>> START Stored records
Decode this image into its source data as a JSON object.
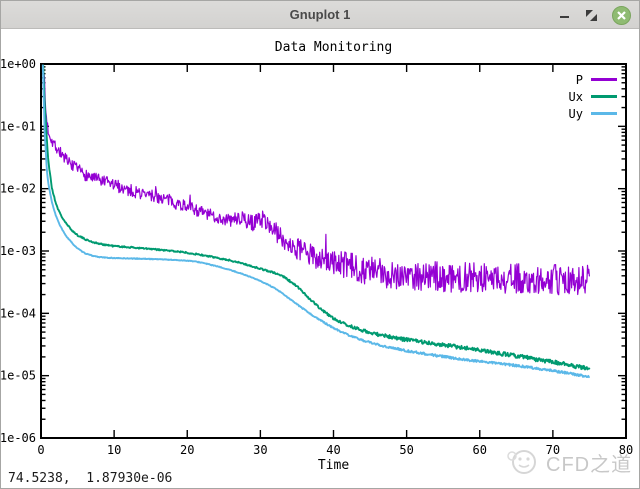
{
  "window": {
    "title": "Gnuplot 1",
    "controls": {
      "minimize": "minimize",
      "restore": "restore",
      "close": "close"
    }
  },
  "status_bar": {
    "coords": "74.5238,  1.87930e-06"
  },
  "watermark": {
    "text": "CFD之道"
  },
  "chart_data": {
    "type": "line",
    "title": "Data Monitoring",
    "xlabel": "Time",
    "ylabel": "",
    "xlim": [
      0,
      80
    ],
    "ylim": [
      1e-06,
      1
    ],
    "yscale": "log",
    "grid": false,
    "legend_position": "top-right",
    "x_ticks": [
      0,
      10,
      20,
      30,
      40,
      50,
      60,
      70,
      80
    ],
    "y_ticks": [
      "1e+00",
      "1e-01",
      "1e-02",
      "1e-03",
      "1e-04",
      "1e-05",
      "1e-06"
    ],
    "series": [
      {
        "name": "P",
        "color": "#9400d3",
        "stroke_width": 1.2,
        "seed": 7,
        "spiky": true,
        "noise": {
          "a0": 0.1,
          "a1": 0.24,
          "x0": 25,
          "x1": 45
        },
        "points": [
          [
            0.4,
            0.9
          ],
          [
            0.6,
            0.2
          ],
          [
            0.8,
            0.12
          ],
          [
            1,
            0.085
          ],
          [
            1.5,
            0.06
          ],
          [
            2,
            0.048
          ],
          [
            2.5,
            0.04
          ],
          [
            3,
            0.034
          ],
          [
            3.5,
            0.028
          ],
          [
            4,
            0.024
          ],
          [
            5,
            0.02
          ],
          [
            6,
            0.017
          ],
          [
            7,
            0.015
          ],
          [
            8,
            0.0135
          ],
          [
            9,
            0.0125
          ],
          [
            10,
            0.0115
          ],
          [
            11,
            0.0105
          ],
          [
            12,
            0.0095
          ],
          [
            13,
            0.0088
          ],
          [
            14,
            0.0082
          ],
          [
            15,
            0.0078
          ],
          [
            16,
            0.0074
          ],
          [
            17,
            0.0068
          ],
          [
            18,
            0.0062
          ],
          [
            19,
            0.0056
          ],
          [
            20,
            0.0052
          ],
          [
            21,
            0.0047
          ],
          [
            22,
            0.0042
          ],
          [
            23,
            0.0038
          ],
          [
            24,
            0.0035
          ],
          [
            25,
            0.0032
          ],
          [
            26,
            0.0031
          ],
          [
            27,
            0.0034
          ],
          [
            28,
            0.0031
          ],
          [
            29,
            0.0028
          ],
          [
            30,
            0.0034
          ],
          [
            31,
            0.0028
          ],
          [
            32,
            0.0021
          ],
          [
            33,
            0.0016
          ],
          [
            34,
            0.0013
          ],
          [
            35,
            0.0011
          ],
          [
            36,
            0.00095
          ],
          [
            37,
            0.00085
          ],
          [
            38,
            0.00078
          ],
          [
            39,
            0.00072
          ],
          [
            40,
            0.00066
          ],
          [
            41,
            0.00062
          ],
          [
            42,
            0.00058
          ],
          [
            43,
            0.00054
          ],
          [
            44,
            0.00051
          ],
          [
            45,
            0.00048
          ],
          [
            46,
            0.00046
          ],
          [
            47,
            0.00044
          ],
          [
            48,
            0.00043
          ],
          [
            49,
            0.00042
          ],
          [
            50,
            0.00041
          ],
          [
            52,
            0.0004
          ],
          [
            54,
            0.00039
          ],
          [
            56,
            0.00038
          ],
          [
            58,
            0.00038
          ],
          [
            60,
            0.00037
          ],
          [
            62,
            0.00037
          ],
          [
            64,
            0.00036
          ],
          [
            66,
            0.00036
          ],
          [
            68,
            0.00035
          ],
          [
            70,
            0.00035
          ],
          [
            72,
            0.00035
          ],
          [
            74,
            0.00034
          ],
          [
            75,
            0.00034
          ]
        ]
      },
      {
        "name": "Ux",
        "color": "#009a70",
        "stroke_width": 1.9,
        "seed": 21,
        "spiky": false,
        "noise": {
          "a0": 0.012,
          "a1": 0.032,
          "x0": 30,
          "x1": 50
        },
        "points": [
          [
            0.3,
            0.95
          ],
          [
            0.5,
            0.25
          ],
          [
            0.8,
            0.06
          ],
          [
            1,
            0.028
          ],
          [
            1.5,
            0.01
          ],
          [
            2,
            0.006
          ],
          [
            2.5,
            0.0042
          ],
          [
            3,
            0.0033
          ],
          [
            3.5,
            0.0027
          ],
          [
            4,
            0.0023
          ],
          [
            4.5,
            0.002
          ],
          [
            5,
            0.0018
          ],
          [
            6,
            0.00155
          ],
          [
            7,
            0.0014
          ],
          [
            8,
            0.0013
          ],
          [
            9,
            0.00125
          ],
          [
            10,
            0.0012
          ],
          [
            12,
            0.00115
          ],
          [
            14,
            0.0011
          ],
          [
            16,
            0.00105
          ],
          [
            17,
            0.00102
          ],
          [
            18,
            0.001
          ],
          [
            19,
            0.00097
          ],
          [
            20,
            0.00094
          ],
          [
            21,
            0.0009
          ],
          [
            22,
            0.00086
          ],
          [
            23,
            0.00082
          ],
          [
            24,
            0.00078
          ],
          [
            25,
            0.00074
          ],
          [
            26,
            0.0007
          ],
          [
            27,
            0.00066
          ],
          [
            28,
            0.00061
          ],
          [
            29,
            0.00056
          ],
          [
            30,
            0.00052
          ],
          [
            31,
            0.00048
          ],
          [
            32,
            0.00044
          ],
          [
            33,
            0.0004
          ],
          [
            34,
            0.00033
          ],
          [
            35,
            0.00027
          ],
          [
            36,
            0.00021
          ],
          [
            37,
            0.00016
          ],
          [
            38,
            0.000125
          ],
          [
            39,
            0.0001
          ],
          [
            40,
            8.3e-05
          ],
          [
            41,
            7.2e-05
          ],
          [
            42,
            6.4e-05
          ],
          [
            43,
            5.8e-05
          ],
          [
            44,
            5.3e-05
          ],
          [
            45,
            4.9e-05
          ],
          [
            46,
            4.6e-05
          ],
          [
            47,
            4.35e-05
          ],
          [
            48,
            4.15e-05
          ],
          [
            49,
            3.95e-05
          ],
          [
            50,
            3.8e-05
          ],
          [
            52,
            3.5e-05
          ],
          [
            54,
            3.25e-05
          ],
          [
            56,
            3e-05
          ],
          [
            58,
            2.8e-05
          ],
          [
            60,
            2.55e-05
          ],
          [
            62,
            2.35e-05
          ],
          [
            64,
            2.15e-05
          ],
          [
            66,
            2e-05
          ],
          [
            68,
            1.8e-05
          ],
          [
            70,
            1.65e-05
          ],
          [
            72,
            1.5e-05
          ],
          [
            74,
            1.35e-05
          ],
          [
            75,
            1.3e-05
          ]
        ]
      },
      {
        "name": "Uy",
        "color": "#5bb8e8",
        "stroke_width": 1.9,
        "seed": 33,
        "spiky": false,
        "noise": {
          "a0": 0.006,
          "a1": 0.018,
          "x0": 30,
          "x1": 50
        },
        "points": [
          [
            0.25,
            0.95
          ],
          [
            0.5,
            0.08
          ],
          [
            0.8,
            0.02
          ],
          [
            1,
            0.012
          ],
          [
            1.5,
            0.006
          ],
          [
            2,
            0.0038
          ],
          [
            2.5,
            0.0027
          ],
          [
            3,
            0.0021
          ],
          [
            3.5,
            0.0017
          ],
          [
            4,
            0.00145
          ],
          [
            4.5,
            0.00125
          ],
          [
            5,
            0.0011
          ],
          [
            5.5,
            0.001
          ],
          [
            6,
            0.00092
          ],
          [
            7,
            0.00084
          ],
          [
            8,
            0.0008
          ],
          [
            9,
            0.00078
          ],
          [
            10,
            0.00077
          ],
          [
            12,
            0.00076
          ],
          [
            14,
            0.00075
          ],
          [
            16,
            0.00074
          ],
          [
            18,
            0.00072
          ],
          [
            19,
            0.00071
          ],
          [
            20,
            0.0007
          ],
          [
            21,
            0.00068
          ],
          [
            22,
            0.00065
          ],
          [
            23,
            0.00061
          ],
          [
            24,
            0.00057
          ],
          [
            25,
            0.00053
          ],
          [
            26,
            0.00049
          ],
          [
            27,
            0.00045
          ],
          [
            28,
            0.00041
          ],
          [
            29,
            0.00037
          ],
          [
            30,
            0.00033
          ],
          [
            31,
            0.00029
          ],
          [
            32,
            0.00025
          ],
          [
            33,
            0.00021
          ],
          [
            34,
            0.00017
          ],
          [
            35,
            0.00014
          ],
          [
            36,
            0.000115
          ],
          [
            37,
            9.5e-05
          ],
          [
            38,
            8e-05
          ],
          [
            39,
            6.8e-05
          ],
          [
            40,
            5.8e-05
          ],
          [
            41,
            5.1e-05
          ],
          [
            42,
            4.5e-05
          ],
          [
            43,
            4.05e-05
          ],
          [
            44,
            3.7e-05
          ],
          [
            45,
            3.4e-05
          ],
          [
            46,
            3.15e-05
          ],
          [
            47,
            2.95e-05
          ],
          [
            48,
            2.8e-05
          ],
          [
            49,
            2.65e-05
          ],
          [
            50,
            2.5e-05
          ],
          [
            52,
            2.3e-05
          ],
          [
            54,
            2.1e-05
          ],
          [
            56,
            1.95e-05
          ],
          [
            58,
            1.8e-05
          ],
          [
            60,
            1.7e-05
          ],
          [
            62,
            1.6e-05
          ],
          [
            64,
            1.5e-05
          ],
          [
            66,
            1.4e-05
          ],
          [
            68,
            1.3e-05
          ],
          [
            70,
            1.2e-05
          ],
          [
            72,
            1.1e-05
          ],
          [
            74,
            1e-05
          ],
          [
            75,
            9.5e-06
          ]
        ]
      }
    ]
  }
}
>> END Stored records
**Goal**
Select all lines with the word "title" from the entries above.

**Solution**
    "title": "Gnuplot 1",
    "title": "Data Monitoring",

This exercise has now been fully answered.